### Given instruction
Reproduce every entry exactly, without alteration.

— start of Given entries —

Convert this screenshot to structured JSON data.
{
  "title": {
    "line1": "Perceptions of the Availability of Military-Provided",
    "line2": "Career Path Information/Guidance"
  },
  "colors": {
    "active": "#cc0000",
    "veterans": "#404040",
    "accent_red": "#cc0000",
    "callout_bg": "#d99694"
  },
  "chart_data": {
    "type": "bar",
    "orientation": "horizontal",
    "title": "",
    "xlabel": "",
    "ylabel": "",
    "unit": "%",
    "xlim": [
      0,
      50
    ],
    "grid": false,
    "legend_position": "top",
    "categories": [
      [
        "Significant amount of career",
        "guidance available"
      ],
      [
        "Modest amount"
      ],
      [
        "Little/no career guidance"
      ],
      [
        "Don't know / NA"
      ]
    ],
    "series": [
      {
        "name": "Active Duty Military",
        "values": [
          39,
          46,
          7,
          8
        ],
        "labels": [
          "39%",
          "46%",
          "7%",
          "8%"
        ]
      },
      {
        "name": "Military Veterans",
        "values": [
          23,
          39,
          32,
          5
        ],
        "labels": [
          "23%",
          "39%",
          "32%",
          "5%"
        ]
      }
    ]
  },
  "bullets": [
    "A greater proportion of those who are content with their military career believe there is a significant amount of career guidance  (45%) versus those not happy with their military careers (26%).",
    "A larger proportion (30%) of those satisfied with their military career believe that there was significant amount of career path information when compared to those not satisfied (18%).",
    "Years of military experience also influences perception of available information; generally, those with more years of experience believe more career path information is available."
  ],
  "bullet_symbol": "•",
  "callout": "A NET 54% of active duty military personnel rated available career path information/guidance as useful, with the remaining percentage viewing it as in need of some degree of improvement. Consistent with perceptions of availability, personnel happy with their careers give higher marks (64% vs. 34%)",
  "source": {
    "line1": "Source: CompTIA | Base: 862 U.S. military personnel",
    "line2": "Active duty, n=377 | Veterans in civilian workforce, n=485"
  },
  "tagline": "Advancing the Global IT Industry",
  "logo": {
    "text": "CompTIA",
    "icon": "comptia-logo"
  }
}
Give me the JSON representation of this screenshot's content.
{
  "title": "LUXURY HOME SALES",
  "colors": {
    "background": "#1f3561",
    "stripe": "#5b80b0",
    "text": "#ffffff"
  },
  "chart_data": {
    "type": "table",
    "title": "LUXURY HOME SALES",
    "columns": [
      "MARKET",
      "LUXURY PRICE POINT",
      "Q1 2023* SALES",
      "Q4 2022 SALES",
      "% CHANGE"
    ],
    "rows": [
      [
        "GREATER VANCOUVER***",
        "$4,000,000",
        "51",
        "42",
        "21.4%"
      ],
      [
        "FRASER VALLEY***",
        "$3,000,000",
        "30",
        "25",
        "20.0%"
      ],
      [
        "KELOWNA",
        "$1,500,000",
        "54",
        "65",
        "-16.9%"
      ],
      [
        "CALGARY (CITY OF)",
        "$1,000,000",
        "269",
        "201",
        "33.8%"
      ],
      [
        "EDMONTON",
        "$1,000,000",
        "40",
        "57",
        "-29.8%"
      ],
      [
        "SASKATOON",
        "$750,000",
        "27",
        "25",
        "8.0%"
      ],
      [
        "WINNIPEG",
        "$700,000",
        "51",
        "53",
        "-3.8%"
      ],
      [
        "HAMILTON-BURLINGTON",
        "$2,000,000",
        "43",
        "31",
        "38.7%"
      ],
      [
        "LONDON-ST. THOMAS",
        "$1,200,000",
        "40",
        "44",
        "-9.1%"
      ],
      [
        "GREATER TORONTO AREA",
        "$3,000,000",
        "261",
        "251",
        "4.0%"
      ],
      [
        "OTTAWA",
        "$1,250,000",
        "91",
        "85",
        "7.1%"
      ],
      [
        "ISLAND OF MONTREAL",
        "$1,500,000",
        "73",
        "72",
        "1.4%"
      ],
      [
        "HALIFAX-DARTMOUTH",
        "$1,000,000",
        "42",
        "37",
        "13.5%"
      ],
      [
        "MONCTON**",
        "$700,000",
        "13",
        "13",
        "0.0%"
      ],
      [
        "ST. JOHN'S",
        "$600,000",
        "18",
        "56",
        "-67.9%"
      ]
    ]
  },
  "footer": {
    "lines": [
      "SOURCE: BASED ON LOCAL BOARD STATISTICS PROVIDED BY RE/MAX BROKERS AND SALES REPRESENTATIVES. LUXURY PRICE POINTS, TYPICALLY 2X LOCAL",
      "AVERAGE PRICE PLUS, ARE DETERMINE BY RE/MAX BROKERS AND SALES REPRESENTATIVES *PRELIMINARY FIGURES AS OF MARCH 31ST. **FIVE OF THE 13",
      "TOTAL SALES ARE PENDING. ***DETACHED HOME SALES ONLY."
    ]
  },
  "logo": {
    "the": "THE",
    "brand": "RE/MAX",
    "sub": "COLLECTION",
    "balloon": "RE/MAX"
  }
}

— end of Given entries —

### Worked answer
Convert this screenshot to structured JSON data.
{
  "title": {
    "line1": "Perceptions of the Availability of Military-Provided",
    "line2": "Career Path Information/Guidance"
  },
  "colors": {
    "active": "#cc0000",
    "veterans": "#404040",
    "accent_red": "#cc0000",
    "callout_bg": "#d99694"
  },
  "chart_data": {
    "type": "bar",
    "orientation": "horizontal",
    "title": "",
    "xlabel": "",
    "ylabel": "",
    "unit": "%",
    "xlim": [
      0,
      50
    ],
    "grid": false,
    "legend_position": "top",
    "categories": [
      [
        "Significant amount of career",
        "guidance available"
      ],
      [
        "Modest amount"
      ],
      [
        "Little/no career guidance"
      ],
      [
        "Don't know / NA"
      ]
    ],
    "series": [
      {
        "name": "Active Duty Military",
        "values": [
          39,
          46,
          7,
          8
        ],
        "labels": [
          "39%",
          "46%",
          "7%",
          "8%"
        ]
      },
      {
        "name": "Military Veterans",
        "values": [
          23,
          39,
          32,
          5
        ],
        "labels": [
          "23%",
          "39%",
          "32%",
          "5%"
        ]
      }
    ]
  },
  "bullets": [
    "A greater proportion of those who are content with their military career believe there is a significant amount of career guidance  (45%) versus those not happy with their military careers (26%).",
    "A larger proportion (30%) of those satisfied with their military career believe that there was significant amount of career path information when compared to those not satisfied (18%).",
    "Years of military experience also influences perception of available information; generally, those with more years of experience believe more career path information is available."
  ],
  "bullet_symbol": "•",
  "callout": "A NET 54% of active duty military personnel rated available career path information/guidance as useful, with the remaining percentage viewing it as in need of some degree of improvement. Consistent with perceptions of availability, personnel happy with their careers give higher marks (64% vs. 34%)",
  "source": {
    "line1": "Source: CompTIA | Base: 862 U.S. military personnel",
    "line2": "Active duty, n=377 | Veterans in civilian workforce, n=485"
  },
  "tagline": "Advancing the Global IT Industry",
  "logo": {
    "text": "CompTIA",
    "icon": "comptia-logo"
  }
}
Give me the JSON representation of this screenshot's content.
{
  "title": "LUXURY HOME SALES",
  "colors": {
    "background": "#1f3561",
    "stripe": "#5b80b0",
    "text": "#ffffff"
  },
  "chart_data": {
    "type": "table",
    "title": "LUXURY HOME SALES",
    "columns": [
      "MARKET",
      "LUXURY PRICE POINT",
      "Q1 2023* SALES",
      "Q4 2022 SALES",
      "% CHANGE"
    ],
    "rows": [
      [
        "GREATER VANCOUVER***",
        "$4,000,000",
        "51",
        "42",
        "21.4%"
      ],
      [
        "FRASER VALLEY***",
        "$3,000,000",
        "30",
        "25",
        "20.0%"
      ],
      [
        "KELOWNA",
        "$1,500,000",
        "54",
        "65",
        "-16.9%"
      ],
      [
        "CALGARY (CITY OF)",
        "$1,000,000",
        "269",
        "201",
        "33.8%"
      ],
      [
        "EDMONTON",
        "$1,000,000",
        "40",
        "57",
        "-29.8%"
      ],
      [
        "SASKATOON",
        "$750,000",
        "27",
        "25",
        "8.0%"
      ],
      [
        "WINNIPEG",
        "$700,000",
        "51",
        "53",
        "-3.8%"
      ],
      [
        "HAMILTON-BURLINGTON",
        "$2,000,000",
        "43",
        "31",
        "38.7%"
      ],
      [
        "LONDON-ST. THOMAS",
        "$1,200,000",
        "40",
        "44",
        "-9.1%"
      ],
      [
        "GREATER TORONTO AREA",
        "$3,000,000",
        "261",
        "251",
        "4.0%"
      ],
      [
        "OTTAWA",
        "$1,250,000",
        "91",
        "85",
        "7.1%"
      ],
      [
        "ISLAND OF MONTREAL",
        "$1,500,000",
        "73",
        "72",
        "1.4%"
      ],
      [
        "HALIFAX-DARTMOUTH",
        "$1,000,000",
        "42",
        "37",
        "13.5%"
      ],
      [
        "MONCTON**",
        "$700,000",
        "13",
        "13",
        "0.0%"
      ],
      [
        "ST. JOHN'S",
        "$600,000",
        "18",
        "56",
        "-67.9%"
      ]
    ]
  },
  "footer": {
    "lines": [
      "SOURCE: BASED ON LOCAL BOARD STATISTICS PROVIDED BY RE/MAX BROKERS AND SALES REPRESENTATIVES. LUXURY PRICE POINTS, TYPICALLY 2X LOCAL",
      "AVERAGE PRICE PLUS, ARE DETERMINE BY RE/MAX BROKERS AND SALES REPRESENTATIVES *PRELIMINARY FIGURES AS OF MARCH 31ST. **FIVE OF THE 13",
      "TOTAL SALES ARE PENDING. ***DETACHED HOME SALES ONLY."
    ]
  },
  "logo": {
    "the": "THE",
    "brand": "RE/MAX",
    "sub": "COLLECTION",
    "balloon": "RE/MAX"
  }
}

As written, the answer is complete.